● **Items**:
◇ ◇ ◇ ◇ ◇ ◇ ◇

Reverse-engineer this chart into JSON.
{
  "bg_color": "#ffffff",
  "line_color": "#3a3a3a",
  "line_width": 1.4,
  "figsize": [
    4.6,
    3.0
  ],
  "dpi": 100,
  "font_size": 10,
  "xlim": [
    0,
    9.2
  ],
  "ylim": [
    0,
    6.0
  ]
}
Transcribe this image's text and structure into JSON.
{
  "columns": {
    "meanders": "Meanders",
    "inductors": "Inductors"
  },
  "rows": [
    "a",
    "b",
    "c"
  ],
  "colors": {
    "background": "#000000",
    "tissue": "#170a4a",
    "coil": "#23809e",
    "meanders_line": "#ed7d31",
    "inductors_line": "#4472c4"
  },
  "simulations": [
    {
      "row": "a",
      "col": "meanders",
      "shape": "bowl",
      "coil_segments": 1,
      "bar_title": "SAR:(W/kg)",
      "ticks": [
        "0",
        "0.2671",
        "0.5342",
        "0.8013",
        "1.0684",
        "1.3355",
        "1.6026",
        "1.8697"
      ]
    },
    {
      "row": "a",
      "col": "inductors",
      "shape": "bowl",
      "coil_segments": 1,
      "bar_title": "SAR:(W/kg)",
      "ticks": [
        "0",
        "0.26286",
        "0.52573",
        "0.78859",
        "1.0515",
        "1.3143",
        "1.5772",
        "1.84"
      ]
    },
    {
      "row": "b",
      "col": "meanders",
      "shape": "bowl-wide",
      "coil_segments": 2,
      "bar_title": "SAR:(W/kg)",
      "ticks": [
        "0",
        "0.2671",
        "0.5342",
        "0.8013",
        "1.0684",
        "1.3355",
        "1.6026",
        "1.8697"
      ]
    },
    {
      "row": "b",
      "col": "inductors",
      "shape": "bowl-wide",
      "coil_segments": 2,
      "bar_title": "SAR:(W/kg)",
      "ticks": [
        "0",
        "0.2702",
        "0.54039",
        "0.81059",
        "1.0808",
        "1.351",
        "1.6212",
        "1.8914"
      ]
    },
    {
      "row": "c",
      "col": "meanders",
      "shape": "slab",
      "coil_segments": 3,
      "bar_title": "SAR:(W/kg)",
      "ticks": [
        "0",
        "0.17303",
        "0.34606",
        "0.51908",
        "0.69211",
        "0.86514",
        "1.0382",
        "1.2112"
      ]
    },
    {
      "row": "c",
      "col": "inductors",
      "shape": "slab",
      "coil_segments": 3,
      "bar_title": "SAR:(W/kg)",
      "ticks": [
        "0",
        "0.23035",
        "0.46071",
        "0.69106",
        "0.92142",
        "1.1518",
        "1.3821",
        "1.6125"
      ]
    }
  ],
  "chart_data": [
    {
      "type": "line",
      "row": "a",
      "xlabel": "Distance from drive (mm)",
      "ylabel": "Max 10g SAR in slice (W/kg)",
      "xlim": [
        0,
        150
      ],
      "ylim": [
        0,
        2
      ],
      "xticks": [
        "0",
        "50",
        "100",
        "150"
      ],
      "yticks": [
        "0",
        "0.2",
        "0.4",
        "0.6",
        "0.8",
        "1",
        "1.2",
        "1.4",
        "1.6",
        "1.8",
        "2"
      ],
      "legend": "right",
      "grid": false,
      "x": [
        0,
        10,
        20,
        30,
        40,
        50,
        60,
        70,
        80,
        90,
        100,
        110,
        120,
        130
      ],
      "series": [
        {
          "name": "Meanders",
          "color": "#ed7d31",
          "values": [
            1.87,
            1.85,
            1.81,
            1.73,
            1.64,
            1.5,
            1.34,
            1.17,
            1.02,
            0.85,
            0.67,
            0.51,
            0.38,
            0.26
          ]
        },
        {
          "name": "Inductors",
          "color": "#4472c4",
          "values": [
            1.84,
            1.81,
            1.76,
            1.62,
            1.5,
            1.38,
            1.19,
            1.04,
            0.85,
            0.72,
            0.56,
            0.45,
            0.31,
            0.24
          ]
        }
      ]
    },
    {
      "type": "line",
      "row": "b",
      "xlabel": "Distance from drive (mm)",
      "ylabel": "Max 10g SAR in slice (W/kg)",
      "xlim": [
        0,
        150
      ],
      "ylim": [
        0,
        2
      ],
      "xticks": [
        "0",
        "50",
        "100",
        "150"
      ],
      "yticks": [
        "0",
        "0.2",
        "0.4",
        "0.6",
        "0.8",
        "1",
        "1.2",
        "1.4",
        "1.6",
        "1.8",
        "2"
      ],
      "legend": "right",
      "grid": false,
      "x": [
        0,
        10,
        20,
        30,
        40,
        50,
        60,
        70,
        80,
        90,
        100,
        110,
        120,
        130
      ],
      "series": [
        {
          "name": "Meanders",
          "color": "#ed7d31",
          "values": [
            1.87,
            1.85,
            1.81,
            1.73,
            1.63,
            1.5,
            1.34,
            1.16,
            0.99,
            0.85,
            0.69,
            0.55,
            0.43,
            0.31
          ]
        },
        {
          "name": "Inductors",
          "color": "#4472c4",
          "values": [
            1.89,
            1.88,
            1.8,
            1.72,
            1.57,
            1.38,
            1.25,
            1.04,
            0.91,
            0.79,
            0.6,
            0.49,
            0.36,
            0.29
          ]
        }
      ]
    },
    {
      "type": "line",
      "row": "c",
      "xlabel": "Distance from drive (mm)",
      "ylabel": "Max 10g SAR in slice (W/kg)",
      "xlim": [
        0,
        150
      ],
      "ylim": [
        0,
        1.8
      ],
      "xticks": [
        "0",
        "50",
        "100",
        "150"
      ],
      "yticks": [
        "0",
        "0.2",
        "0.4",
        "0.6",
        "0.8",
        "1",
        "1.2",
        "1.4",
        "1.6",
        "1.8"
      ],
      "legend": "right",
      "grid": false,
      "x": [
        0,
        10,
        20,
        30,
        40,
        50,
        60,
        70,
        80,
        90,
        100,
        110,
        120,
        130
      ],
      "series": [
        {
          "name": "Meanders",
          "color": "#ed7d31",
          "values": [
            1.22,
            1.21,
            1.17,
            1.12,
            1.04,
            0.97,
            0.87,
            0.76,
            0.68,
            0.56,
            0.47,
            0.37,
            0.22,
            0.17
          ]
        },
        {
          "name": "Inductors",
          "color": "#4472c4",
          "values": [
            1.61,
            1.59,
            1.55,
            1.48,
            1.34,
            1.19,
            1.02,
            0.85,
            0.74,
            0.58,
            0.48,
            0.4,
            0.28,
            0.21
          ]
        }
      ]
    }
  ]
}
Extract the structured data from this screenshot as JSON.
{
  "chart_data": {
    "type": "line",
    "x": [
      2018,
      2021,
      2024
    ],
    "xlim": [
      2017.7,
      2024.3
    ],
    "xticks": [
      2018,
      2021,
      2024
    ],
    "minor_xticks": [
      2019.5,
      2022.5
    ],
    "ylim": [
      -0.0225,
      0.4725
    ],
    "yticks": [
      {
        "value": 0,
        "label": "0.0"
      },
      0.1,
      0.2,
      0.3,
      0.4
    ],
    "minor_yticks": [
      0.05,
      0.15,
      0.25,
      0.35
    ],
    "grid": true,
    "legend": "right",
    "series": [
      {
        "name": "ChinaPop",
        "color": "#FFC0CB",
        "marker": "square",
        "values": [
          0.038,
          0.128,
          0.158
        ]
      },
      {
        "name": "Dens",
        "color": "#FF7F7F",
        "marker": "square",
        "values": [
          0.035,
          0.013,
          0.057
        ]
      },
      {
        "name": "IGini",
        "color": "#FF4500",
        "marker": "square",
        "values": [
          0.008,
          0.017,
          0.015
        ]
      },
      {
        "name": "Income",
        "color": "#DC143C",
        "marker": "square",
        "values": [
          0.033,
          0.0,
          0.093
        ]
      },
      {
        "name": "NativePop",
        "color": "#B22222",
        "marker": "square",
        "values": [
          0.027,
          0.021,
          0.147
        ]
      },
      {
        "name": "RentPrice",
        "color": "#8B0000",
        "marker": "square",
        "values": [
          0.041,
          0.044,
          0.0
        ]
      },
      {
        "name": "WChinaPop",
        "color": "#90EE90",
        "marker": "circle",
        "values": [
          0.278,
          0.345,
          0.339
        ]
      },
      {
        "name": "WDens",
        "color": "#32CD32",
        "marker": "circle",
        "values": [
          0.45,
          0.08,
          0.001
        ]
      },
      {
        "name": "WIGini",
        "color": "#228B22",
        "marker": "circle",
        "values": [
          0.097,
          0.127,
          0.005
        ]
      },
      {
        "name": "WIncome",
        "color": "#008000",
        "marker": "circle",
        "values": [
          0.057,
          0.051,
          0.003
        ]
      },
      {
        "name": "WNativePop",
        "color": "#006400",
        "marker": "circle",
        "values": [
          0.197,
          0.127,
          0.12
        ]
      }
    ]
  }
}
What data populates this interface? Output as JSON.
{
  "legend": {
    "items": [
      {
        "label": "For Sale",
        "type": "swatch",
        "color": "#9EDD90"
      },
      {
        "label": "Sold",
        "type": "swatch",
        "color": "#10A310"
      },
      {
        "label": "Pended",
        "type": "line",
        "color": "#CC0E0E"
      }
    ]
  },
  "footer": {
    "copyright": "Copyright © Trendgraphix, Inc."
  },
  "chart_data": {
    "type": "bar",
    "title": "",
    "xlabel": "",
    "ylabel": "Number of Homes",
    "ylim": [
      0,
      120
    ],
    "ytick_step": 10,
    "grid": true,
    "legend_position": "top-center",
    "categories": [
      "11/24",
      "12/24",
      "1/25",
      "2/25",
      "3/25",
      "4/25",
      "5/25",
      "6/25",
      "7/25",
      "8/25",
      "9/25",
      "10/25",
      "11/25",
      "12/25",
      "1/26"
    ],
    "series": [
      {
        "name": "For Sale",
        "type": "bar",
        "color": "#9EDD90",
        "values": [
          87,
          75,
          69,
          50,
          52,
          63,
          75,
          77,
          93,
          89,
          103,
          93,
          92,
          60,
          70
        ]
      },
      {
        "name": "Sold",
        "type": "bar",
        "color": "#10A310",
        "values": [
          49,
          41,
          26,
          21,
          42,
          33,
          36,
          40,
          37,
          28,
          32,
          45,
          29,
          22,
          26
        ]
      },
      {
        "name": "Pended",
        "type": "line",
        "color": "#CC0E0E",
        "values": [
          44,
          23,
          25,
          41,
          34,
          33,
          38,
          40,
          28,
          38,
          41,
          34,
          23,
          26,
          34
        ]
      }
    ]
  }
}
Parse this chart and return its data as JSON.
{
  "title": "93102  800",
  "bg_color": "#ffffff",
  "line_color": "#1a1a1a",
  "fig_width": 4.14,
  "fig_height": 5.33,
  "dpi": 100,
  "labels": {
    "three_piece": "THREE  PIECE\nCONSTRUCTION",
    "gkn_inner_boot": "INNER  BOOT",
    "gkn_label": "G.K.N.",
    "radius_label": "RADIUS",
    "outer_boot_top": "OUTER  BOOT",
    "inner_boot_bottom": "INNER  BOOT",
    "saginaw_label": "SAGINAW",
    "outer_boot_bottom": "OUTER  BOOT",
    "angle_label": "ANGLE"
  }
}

◇ ◇ ◇ ◇ ◇ ◇ ◇

● **Your instructions**: Give again only the lines of the material above that run from the one with "Parse this chart and return its data as JSON." through the end, both included, exactly as they appear.

● **Exercise result**:
Parse this chart and return its data as JSON.
{
  "title": "93102  800",
  "bg_color": "#ffffff",
  "line_color": "#1a1a1a",
  "fig_width": 4.14,
  "fig_height": 5.33,
  "dpi": 100,
  "labels": {
    "three_piece": "THREE  PIECE\nCONSTRUCTION",
    "gkn_inner_boot": "INNER  BOOT",
    "gkn_label": "G.K.N.",
    "radius_label": "RADIUS",
    "outer_boot_top": "OUTER  BOOT",
    "inner_boot_bottom": "INNER  BOOT",
    "saginaw_label": "SAGINAW",
    "outer_boot_bottom": "OUTER  BOOT",
    "angle_label": "ANGLE"
  }
}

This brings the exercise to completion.